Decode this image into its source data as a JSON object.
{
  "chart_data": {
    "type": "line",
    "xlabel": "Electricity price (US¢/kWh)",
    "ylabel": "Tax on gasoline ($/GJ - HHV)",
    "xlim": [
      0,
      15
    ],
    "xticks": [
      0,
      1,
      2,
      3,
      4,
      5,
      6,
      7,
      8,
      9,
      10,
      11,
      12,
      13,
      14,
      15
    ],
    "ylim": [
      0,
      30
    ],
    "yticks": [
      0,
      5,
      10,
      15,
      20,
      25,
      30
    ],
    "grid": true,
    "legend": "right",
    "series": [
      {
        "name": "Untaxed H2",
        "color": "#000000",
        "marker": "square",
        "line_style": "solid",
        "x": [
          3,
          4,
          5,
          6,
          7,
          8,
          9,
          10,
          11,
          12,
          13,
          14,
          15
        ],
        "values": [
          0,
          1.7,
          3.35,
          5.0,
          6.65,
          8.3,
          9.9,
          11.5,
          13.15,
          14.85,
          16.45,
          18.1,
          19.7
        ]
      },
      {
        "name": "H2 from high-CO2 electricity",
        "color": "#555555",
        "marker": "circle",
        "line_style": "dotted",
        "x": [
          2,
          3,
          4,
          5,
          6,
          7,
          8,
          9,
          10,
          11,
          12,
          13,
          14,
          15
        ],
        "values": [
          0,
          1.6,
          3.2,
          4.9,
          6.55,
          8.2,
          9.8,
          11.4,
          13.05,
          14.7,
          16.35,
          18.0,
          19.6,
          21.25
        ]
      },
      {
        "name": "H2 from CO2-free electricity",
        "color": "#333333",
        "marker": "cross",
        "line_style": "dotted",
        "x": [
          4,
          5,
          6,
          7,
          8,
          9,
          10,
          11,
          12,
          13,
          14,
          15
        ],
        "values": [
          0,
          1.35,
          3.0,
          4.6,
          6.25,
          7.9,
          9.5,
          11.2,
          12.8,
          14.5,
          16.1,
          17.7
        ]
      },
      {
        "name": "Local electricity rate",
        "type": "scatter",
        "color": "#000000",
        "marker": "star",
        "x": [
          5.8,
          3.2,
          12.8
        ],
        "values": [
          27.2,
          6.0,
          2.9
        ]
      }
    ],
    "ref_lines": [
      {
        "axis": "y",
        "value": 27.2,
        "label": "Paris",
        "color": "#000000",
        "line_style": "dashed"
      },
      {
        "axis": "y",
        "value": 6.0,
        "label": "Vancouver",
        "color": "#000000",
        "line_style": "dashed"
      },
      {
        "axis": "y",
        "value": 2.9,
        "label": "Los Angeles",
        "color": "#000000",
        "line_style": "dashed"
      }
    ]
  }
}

━━━━━━━━

● Objective:
Return every record, word for word.

● Written solution:
Decode this image into its source data as a JSON object.
{
  "chart_data": {
    "type": "line",
    "xlabel": "Electricity price (US¢/kWh)",
    "ylabel": "Tax on gasoline ($/GJ - HHV)",
    "xlim": [
      0,
      15
    ],
    "xticks": [
      0,
      1,
      2,
      3,
      4,
      5,
      6,
      7,
      8,
      9,
      10,
      11,
      12,
      13,
      14,
      15
    ],
    "ylim": [
      0,
      30
    ],
    "yticks": [
      0,
      5,
      10,
      15,
      20,
      25,
      30
    ],
    "grid": true,
    "legend": "right",
    "series": [
      {
        "name": "Untaxed H2",
        "color": "#000000",
        "marker": "square",
        "line_style": "solid",
        "x": [
          3,
          4,
          5,
          6,
          7,
          8,
          9,
          10,
          11,
          12,
          13,
          14,
          15
        ],
        "values": [
          0,
          1.7,
          3.35,
          5.0,
          6.65,
          8.3,
          9.9,
          11.5,
          13.15,
          14.85,
          16.45,
          18.1,
          19.7
        ]
      },
      {
        "name": "H2 from high-CO2 electricity",
        "color": "#555555",
        "marker": "circle",
        "line_style": "dotted",
        "x": [
          2,
          3,
          4,
          5,
          6,
          7,
          8,
          9,
          10,
          11,
          12,
          13,
          14,
          15
        ],
        "values": [
          0,
          1.6,
          3.2,
          4.9,
          6.55,
          8.2,
          9.8,
          11.4,
          13.05,
          14.7,
          16.35,
          18.0,
          19.6,
          21.25
        ]
      },
      {
        "name": "H2 from CO2-free electricity",
        "color": "#333333",
        "marker": "cross",
        "line_style": "dotted",
        "x": [
          4,
          5,
          6,
          7,
          8,
          9,
          10,
          11,
          12,
          13,
          14,
          15
        ],
        "values": [
          0,
          1.35,
          3.0,
          4.6,
          6.25,
          7.9,
          9.5,
          11.2,
          12.8,
          14.5,
          16.1,
          17.7
        ]
      },
      {
        "name": "Local electricity rate",
        "type": "scatter",
        "color": "#000000",
        "marker": "star",
        "x": [
          5.8,
          3.2,
          12.8
        ],
        "values": [
          27.2,
          6.0,
          2.9
        ]
      }
    ],
    "ref_lines": [
      {
        "axis": "y",
        "value": 27.2,
        "label": "Paris",
        "color": "#000000",
        "line_style": "dashed"
      },
      {
        "axis": "y",
        "value": 6.0,
        "label": "Vancouver",
        "color": "#000000",
        "line_style": "dashed"
      },
      {
        "axis": "y",
        "value": 2.9,
        "label": "Los Angeles",
        "color": "#000000",
        "line_style": "dashed"
      }
    ]
  }
}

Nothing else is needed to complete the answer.